[Records from a data source]
□ □ □ □

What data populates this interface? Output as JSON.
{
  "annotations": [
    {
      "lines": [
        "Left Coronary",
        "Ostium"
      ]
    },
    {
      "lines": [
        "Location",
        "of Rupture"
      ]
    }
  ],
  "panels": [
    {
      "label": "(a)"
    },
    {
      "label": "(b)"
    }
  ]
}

□ □ □ □

• [What needs to be done]: Would you reproduce all the entries exactly?

• [Solution for this task]:
What data populates this interface? Output as JSON.
{
  "annotations": [
    {
      "lines": [
        "Left Coronary",
        "Ostium"
      ]
    },
    {
      "lines": [
        "Location",
        "of Rupture"
      ]
    }
  ],
  "panels": [
    {
      "label": "(a)"
    },
    {
      "label": "(b)"
    }
  ]
}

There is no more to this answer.